═══ Raw data
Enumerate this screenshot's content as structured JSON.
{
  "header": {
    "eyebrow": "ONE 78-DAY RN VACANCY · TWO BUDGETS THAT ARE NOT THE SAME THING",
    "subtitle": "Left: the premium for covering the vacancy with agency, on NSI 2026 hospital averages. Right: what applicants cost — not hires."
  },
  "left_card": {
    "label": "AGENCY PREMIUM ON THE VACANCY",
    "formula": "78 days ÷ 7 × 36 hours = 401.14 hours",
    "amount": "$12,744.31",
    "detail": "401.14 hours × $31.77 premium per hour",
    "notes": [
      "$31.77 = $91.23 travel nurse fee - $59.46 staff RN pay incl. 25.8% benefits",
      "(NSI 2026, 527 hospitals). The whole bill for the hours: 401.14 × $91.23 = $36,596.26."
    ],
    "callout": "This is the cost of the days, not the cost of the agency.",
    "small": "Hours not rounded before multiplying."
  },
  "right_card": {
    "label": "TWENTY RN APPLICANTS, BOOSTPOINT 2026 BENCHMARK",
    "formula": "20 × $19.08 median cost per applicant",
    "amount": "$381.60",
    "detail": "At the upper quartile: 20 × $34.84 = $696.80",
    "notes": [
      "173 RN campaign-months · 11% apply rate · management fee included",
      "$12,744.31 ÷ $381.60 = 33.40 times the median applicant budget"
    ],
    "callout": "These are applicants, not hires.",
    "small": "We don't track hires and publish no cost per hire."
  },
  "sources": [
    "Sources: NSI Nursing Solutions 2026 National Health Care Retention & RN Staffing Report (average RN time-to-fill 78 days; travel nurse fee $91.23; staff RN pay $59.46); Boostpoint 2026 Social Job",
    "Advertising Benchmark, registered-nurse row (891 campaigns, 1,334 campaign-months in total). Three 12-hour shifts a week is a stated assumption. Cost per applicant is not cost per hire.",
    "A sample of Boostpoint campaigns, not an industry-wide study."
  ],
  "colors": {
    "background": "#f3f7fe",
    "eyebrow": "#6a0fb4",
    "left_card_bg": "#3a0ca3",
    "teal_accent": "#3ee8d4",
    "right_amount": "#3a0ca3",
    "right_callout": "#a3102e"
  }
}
══════
• [Given task] Transcribe the whole listing exactly.

• [Exercise response]
Enumerate this screenshot's content as structured JSON.
{
  "header": {
    "eyebrow": "ONE 78-DAY RN VACANCY · TWO BUDGETS THAT ARE NOT THE SAME THING",
    "subtitle": "Left: the premium for covering the vacancy with agency, on NSI 2026 hospital averages. Right: what applicants cost — not hires."
  },
  "left_card": {
    "label": "AGENCY PREMIUM ON THE VACANCY",
    "formula": "78 days ÷ 7 × 36 hours = 401.14 hours",
    "amount": "$12,744.31",
    "detail": "401.14 hours × $31.77 premium per hour",
    "notes": [
      "$31.77 = $91.23 travel nurse fee - $59.46 staff RN pay incl. 25.8% benefits",
      "(NSI 2026, 527 hospitals). The whole bill for the hours: 401.14 × $91.23 = $36,596.26."
    ],
    "callout": "This is the cost of the days, not the cost of the agency.",
    "small": "Hours not rounded before multiplying."
  },
  "right_card": {
    "label": "TWENTY RN APPLICANTS, BOOSTPOINT 2026 BENCHMARK",
    "formula": "20 × $19.08 median cost per applicant",
    "amount": "$381.60",
    "detail": "At the upper quartile: 20 × $34.84 = $696.80",
    "notes": [
      "173 RN campaign-months · 11% apply rate · management fee included",
      "$12,744.31 ÷ $381.60 = 33.40 times the median applicant budget"
    ],
    "callout": "These are applicants, not hires.",
    "small": "We don't track hires and publish no cost per hire."
  },
  "sources": [
    "Sources: NSI Nursing Solutions 2026 National Health Care Retention & RN Staffing Report (average RN time-to-fill 78 days; travel nurse fee $91.23; staff RN pay $59.46); Boostpoint 2026 Social Job",
    "Advertising Benchmark, registered-nurse row (891 campaigns, 1,334 campaign-months in total). Three 12-hour shifts a week is a stated assumption. Cost per applicant is not cost per hire.",
    "A sample of Boostpoint campaigns, not an industry-wide study."
  ],
  "colors": {
    "background": "#f3f7fe",
    "eyebrow": "#6a0fb4",
    "left_card_bg": "#3a0ca3",
    "teal_accent": "#3ee8d4",
    "right_amount": "#3a0ca3",
    "right_callout": "#a3102e"
  }
}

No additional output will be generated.